Raw records
**********
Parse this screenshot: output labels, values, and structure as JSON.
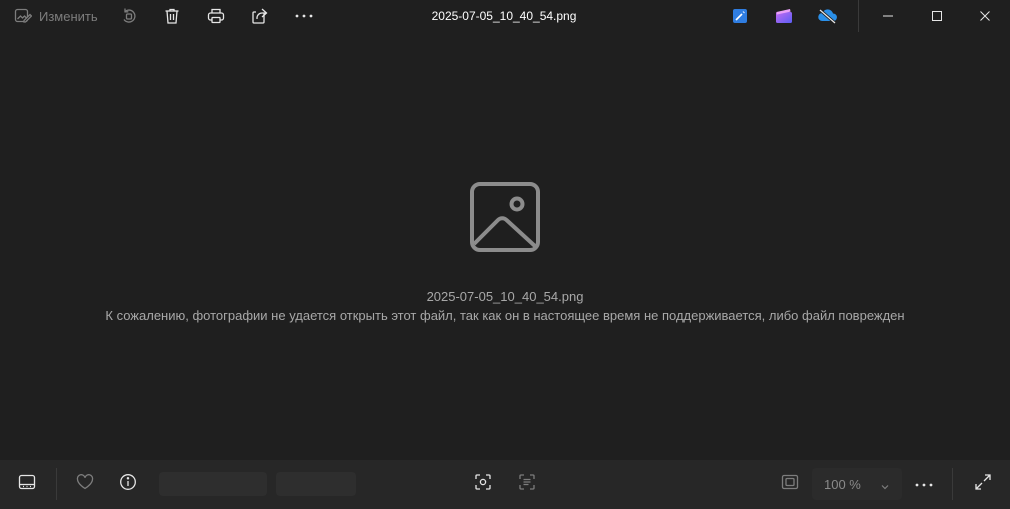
{
  "window": {
    "title": "2025-07-05_10_40_54.png"
  },
  "toolbar": {
    "edit_label": "Изменить",
    "items": [
      {
        "name": "edit",
        "icon": "edit-image-icon"
      },
      {
        "name": "rotate",
        "icon": "rotate-icon"
      },
      {
        "name": "delete",
        "icon": "trash-icon"
      },
      {
        "name": "print",
        "icon": "printer-icon"
      },
      {
        "name": "share",
        "icon": "share-icon"
      },
      {
        "name": "more",
        "icon": "more-horizontal-icon"
      }
    ],
    "app_icons": [
      {
        "name": "designer",
        "icon": "designer-app-icon",
        "color": "#2f7de1"
      },
      {
        "name": "clipchamp",
        "icon": "clipchamp-app-icon",
        "color": "#8b5cf6"
      },
      {
        "name": "onedrive",
        "icon": "onedrive-offline-icon",
        "color": "#2a8fe8"
      }
    ]
  },
  "window_controls": [
    "minimize-icon",
    "maximize-icon",
    "close-icon"
  ],
  "viewer": {
    "icon": "image-placeholder-icon",
    "filename": "2025-07-05_10_40_54.png",
    "error_message": "К сожалению, фотографии не удается открыть этот файл, так как он в настоящее время не поддерживается, либо файл поврежден"
  },
  "bottom_bar": {
    "zoom_value": "100 %",
    "icons": [
      "filmstrip-icon",
      "heart-icon",
      "info-icon",
      "fit-to-window-icon",
      "text-recognition-icon",
      "actual-size-icon",
      "more-horizontal-icon",
      "fullscreen-icon"
    ]
  },
  "colors": {
    "background": "#1f1f1f",
    "bottom_bar": "#272727",
    "accent_blue": "#2f7de1"
  }
}
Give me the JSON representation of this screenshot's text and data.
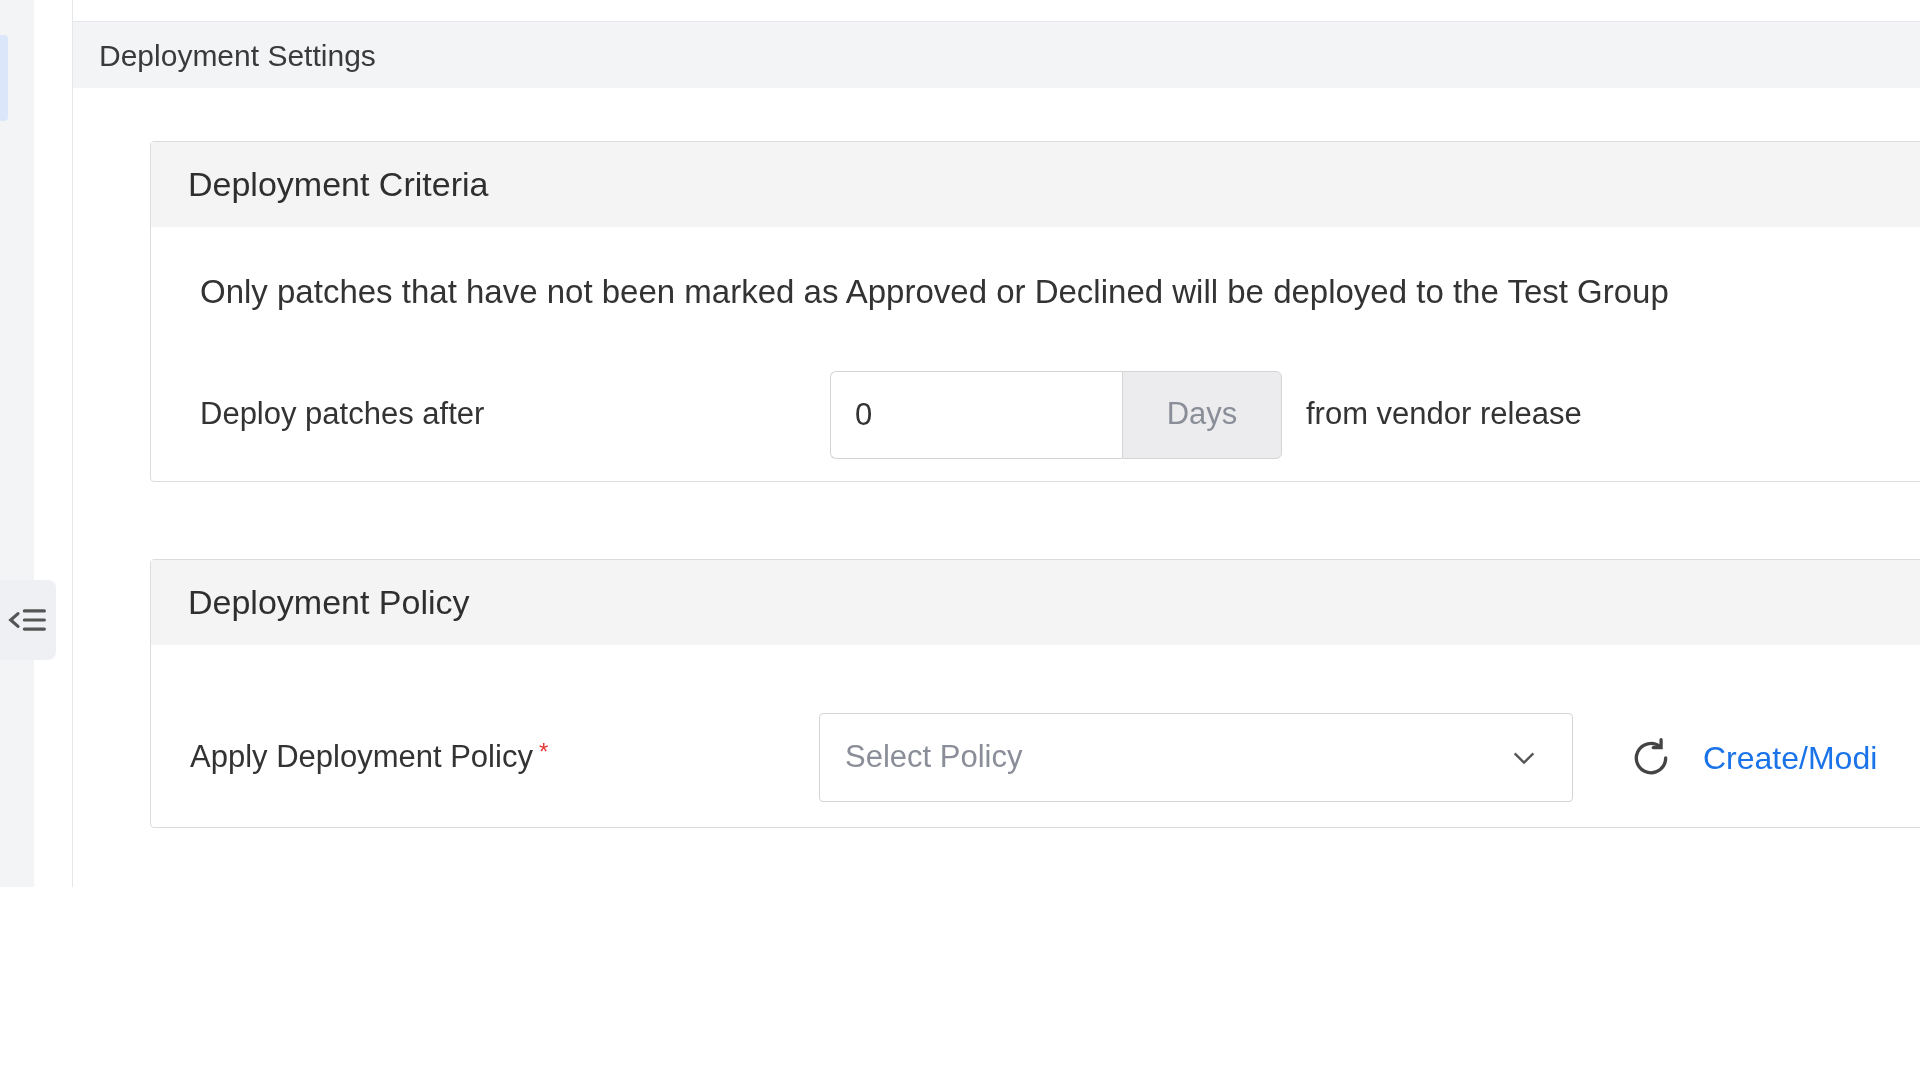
{
  "section": {
    "title": "Deployment Settings"
  },
  "criteria": {
    "title": "Deployment Criteria",
    "note": "Only patches that have not been marked as Approved or Declined will be deployed to the Test Group",
    "label": "Deploy patches after",
    "value": "0",
    "unit": "Days",
    "suffix": "from vendor release"
  },
  "policy": {
    "title": "Deployment Policy",
    "label": "Apply Deployment Policy",
    "required": true,
    "required_mark": "*",
    "placeholder": "Select Policy",
    "link": "Create/Modi"
  }
}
**********
*STATED GOAL*
Return the material exactly as given, apart from the pictures.

*RIGHT ANSWER*
Parse this screenshot: output labels, values, and structure as JSON.
{
  "window": {
    "title": "2025-07-05_10_40_54.png"
  },
  "toolbar": {
    "edit_label": "Изменить",
    "items": [
      {
        "name": "edit",
        "icon": "edit-image-icon"
      },
      {
        "name": "rotate",
        "icon": "rotate-icon"
      },
      {
        "name": "delete",
        "icon": "trash-icon"
      },
      {
        "name": "print",
        "icon": "printer-icon"
      },
      {
        "name": "share",
        "icon": "share-icon"
      },
      {
        "name": "more",
        "icon": "more-horizontal-icon"
      }
    ],
    "app_icons": [
      {
        "name": "designer",
        "icon": "designer-app-icon",
        "color": "#2f7de1"
      },
      {
        "name": "clipchamp",
        "icon": "clipchamp-app-icon",
        "color": "#8b5cf6"
      },
      {
        "name": "onedrive",
        "icon": "onedrive-offline-icon",
        "color": "#2a8fe8"
      }
    ]
  },
  "window_controls": [
    "minimize-icon",
    "maximize-icon",
    "close-icon"
  ],
  "viewer": {
    "icon": "image-placeholder-icon",
    "filename": "2025-07-05_10_40_54.png",
    "error_message": "К сожалению, фотографии не удается открыть этот файл, так как он в настоящее время не поддерживается, либо файл поврежден"
  },
  "bottom_bar": {
    "zoom_value": "100 %",
    "icons": [
      "filmstrip-icon",
      "heart-icon",
      "info-icon",
      "fit-to-window-icon",
      "text-recognition-icon",
      "actual-size-icon",
      "more-horizontal-icon",
      "fullscreen-icon"
    ]
  },
  "colors": {
    "background": "#1f1f1f",
    "bottom_bar": "#272727",
    "accent_blue": "#2f7de1"
  }
}
Give me the JSON representation of this screenshot's text and data.
{
  "section": {
    "title": "Deployment Settings"
  },
  "criteria": {
    "title": "Deployment Criteria",
    "note": "Only patches that have not been marked as Approved or Declined will be deployed to the Test Group",
    "label": "Deploy patches after",
    "value": "0",
    "unit": "Days",
    "suffix": "from vendor release"
  },
  "policy": {
    "title": "Deployment Policy",
    "label": "Apply Deployment Policy",
    "required": true,
    "required_mark": "*",
    "placeholder": "Select Policy",
    "link": "Create/Modi"
  }
}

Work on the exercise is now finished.